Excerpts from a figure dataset
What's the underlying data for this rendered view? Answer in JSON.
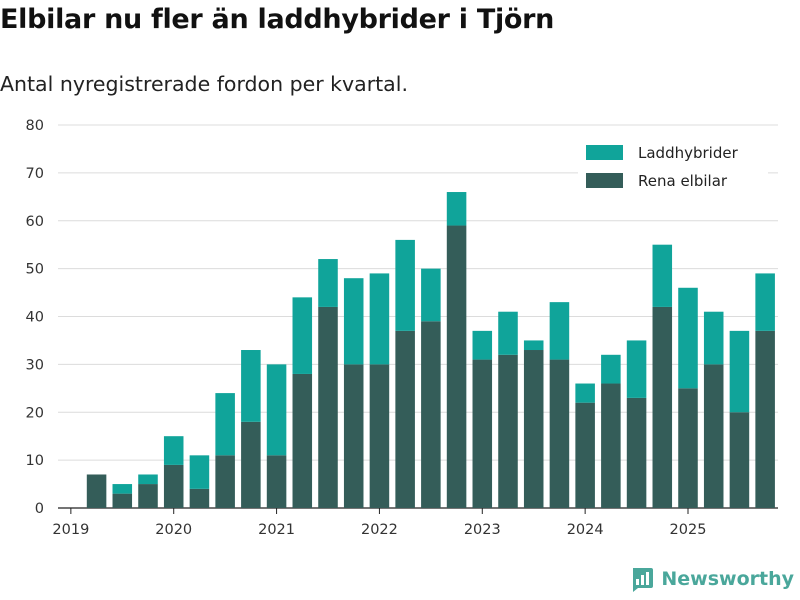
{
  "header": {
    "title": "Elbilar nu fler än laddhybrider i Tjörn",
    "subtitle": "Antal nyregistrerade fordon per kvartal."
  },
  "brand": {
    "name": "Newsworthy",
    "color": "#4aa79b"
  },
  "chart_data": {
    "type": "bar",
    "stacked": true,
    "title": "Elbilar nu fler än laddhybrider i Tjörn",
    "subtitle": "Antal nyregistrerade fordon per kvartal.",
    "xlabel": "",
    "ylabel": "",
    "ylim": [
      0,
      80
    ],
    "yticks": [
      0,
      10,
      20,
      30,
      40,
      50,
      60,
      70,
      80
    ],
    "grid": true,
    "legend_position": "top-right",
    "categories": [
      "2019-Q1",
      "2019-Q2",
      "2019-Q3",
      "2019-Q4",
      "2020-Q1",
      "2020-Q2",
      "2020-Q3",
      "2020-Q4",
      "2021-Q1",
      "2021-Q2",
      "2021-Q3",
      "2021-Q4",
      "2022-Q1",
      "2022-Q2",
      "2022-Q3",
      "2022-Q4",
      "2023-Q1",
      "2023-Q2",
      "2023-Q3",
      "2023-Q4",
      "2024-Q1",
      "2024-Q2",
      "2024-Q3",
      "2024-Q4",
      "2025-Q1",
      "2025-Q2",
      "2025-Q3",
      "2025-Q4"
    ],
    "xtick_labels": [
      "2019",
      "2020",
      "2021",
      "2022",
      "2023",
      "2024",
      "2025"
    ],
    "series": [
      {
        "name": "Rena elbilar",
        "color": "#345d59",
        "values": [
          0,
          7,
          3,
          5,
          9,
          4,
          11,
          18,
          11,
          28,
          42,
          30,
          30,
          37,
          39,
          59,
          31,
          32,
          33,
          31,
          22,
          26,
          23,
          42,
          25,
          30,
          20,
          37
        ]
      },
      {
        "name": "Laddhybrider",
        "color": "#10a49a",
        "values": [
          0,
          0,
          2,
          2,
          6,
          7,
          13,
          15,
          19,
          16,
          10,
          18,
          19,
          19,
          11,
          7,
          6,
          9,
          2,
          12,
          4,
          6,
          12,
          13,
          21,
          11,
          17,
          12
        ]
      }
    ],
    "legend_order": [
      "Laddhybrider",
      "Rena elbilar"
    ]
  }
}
...
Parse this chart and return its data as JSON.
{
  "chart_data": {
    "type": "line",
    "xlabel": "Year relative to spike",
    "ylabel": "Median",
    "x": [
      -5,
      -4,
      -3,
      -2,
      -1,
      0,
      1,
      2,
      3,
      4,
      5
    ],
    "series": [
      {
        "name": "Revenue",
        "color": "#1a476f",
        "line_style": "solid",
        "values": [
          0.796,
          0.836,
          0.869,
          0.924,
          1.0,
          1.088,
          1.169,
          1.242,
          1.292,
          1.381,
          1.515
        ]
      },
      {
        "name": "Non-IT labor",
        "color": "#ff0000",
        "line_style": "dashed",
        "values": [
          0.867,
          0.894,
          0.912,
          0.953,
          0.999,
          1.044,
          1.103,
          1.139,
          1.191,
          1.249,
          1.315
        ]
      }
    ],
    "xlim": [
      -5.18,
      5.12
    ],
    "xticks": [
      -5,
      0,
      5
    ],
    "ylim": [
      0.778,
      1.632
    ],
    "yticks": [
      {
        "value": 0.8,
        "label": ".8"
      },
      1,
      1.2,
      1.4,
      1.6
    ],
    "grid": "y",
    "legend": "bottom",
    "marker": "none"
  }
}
---
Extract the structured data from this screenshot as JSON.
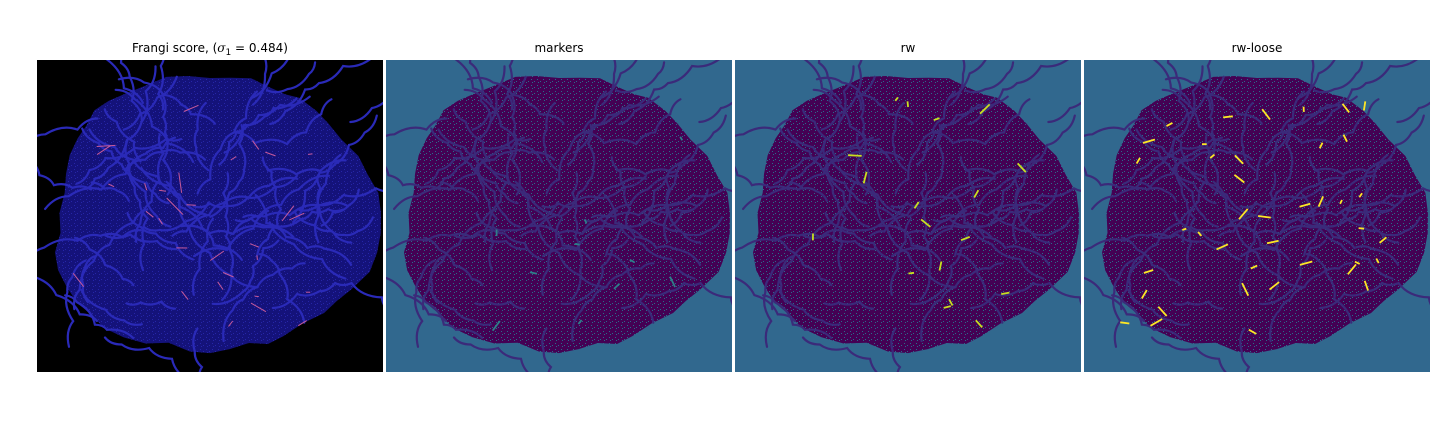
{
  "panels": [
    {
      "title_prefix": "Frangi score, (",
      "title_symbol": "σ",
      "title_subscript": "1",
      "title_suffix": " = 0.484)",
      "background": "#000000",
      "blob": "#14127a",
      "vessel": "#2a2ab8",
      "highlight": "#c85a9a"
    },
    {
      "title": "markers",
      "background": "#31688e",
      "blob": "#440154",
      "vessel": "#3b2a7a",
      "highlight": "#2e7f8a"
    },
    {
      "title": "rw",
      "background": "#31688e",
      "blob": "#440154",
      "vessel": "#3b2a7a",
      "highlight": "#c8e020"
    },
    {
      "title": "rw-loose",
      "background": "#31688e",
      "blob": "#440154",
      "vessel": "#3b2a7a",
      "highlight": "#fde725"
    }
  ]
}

## DIRECTION:
Give only the count of lines in this material that contain the string "name".

## EXERCISE RESULT:
5